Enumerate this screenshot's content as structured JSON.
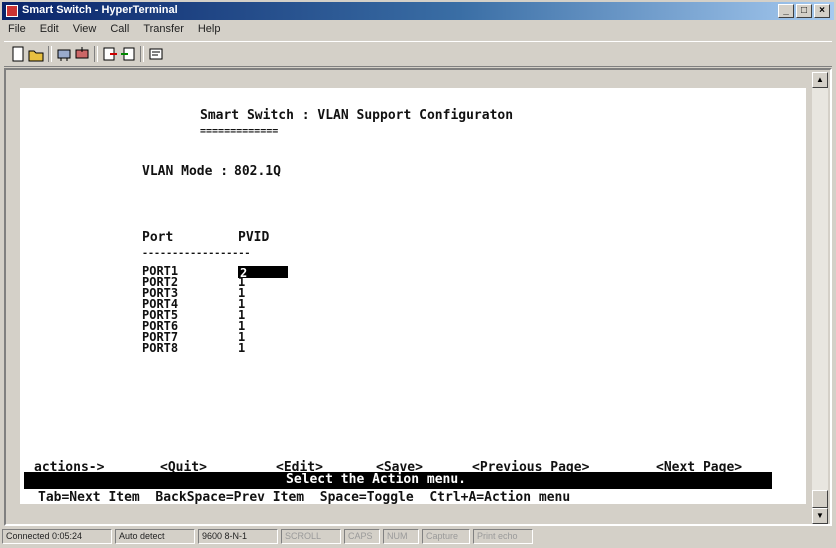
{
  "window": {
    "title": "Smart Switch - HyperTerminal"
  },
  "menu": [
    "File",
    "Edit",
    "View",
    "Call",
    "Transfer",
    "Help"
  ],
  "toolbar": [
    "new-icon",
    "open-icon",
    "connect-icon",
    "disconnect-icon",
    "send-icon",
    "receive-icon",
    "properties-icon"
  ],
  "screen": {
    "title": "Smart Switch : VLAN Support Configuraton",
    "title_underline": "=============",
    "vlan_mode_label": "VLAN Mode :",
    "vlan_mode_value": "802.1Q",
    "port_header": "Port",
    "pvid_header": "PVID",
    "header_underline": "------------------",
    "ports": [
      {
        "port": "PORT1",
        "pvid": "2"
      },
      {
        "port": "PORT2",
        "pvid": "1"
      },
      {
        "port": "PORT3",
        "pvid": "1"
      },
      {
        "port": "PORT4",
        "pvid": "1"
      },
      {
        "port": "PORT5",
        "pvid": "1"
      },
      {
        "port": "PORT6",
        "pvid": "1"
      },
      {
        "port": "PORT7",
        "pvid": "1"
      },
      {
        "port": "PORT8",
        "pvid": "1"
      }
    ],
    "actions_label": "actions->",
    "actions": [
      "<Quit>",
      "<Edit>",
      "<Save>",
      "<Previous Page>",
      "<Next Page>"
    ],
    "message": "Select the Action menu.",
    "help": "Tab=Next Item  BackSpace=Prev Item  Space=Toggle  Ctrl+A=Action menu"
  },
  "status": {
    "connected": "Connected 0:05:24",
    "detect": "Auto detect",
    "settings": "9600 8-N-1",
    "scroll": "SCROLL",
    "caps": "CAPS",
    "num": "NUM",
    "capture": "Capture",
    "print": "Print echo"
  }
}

WHAT TO DO —
Write down every line of the data above that includes the string "Switch".

CORRECT RESULT —
    "title": "Smart Switch - HyperTerminal"
    "title": "Smart Switch : VLAN Support Configuraton",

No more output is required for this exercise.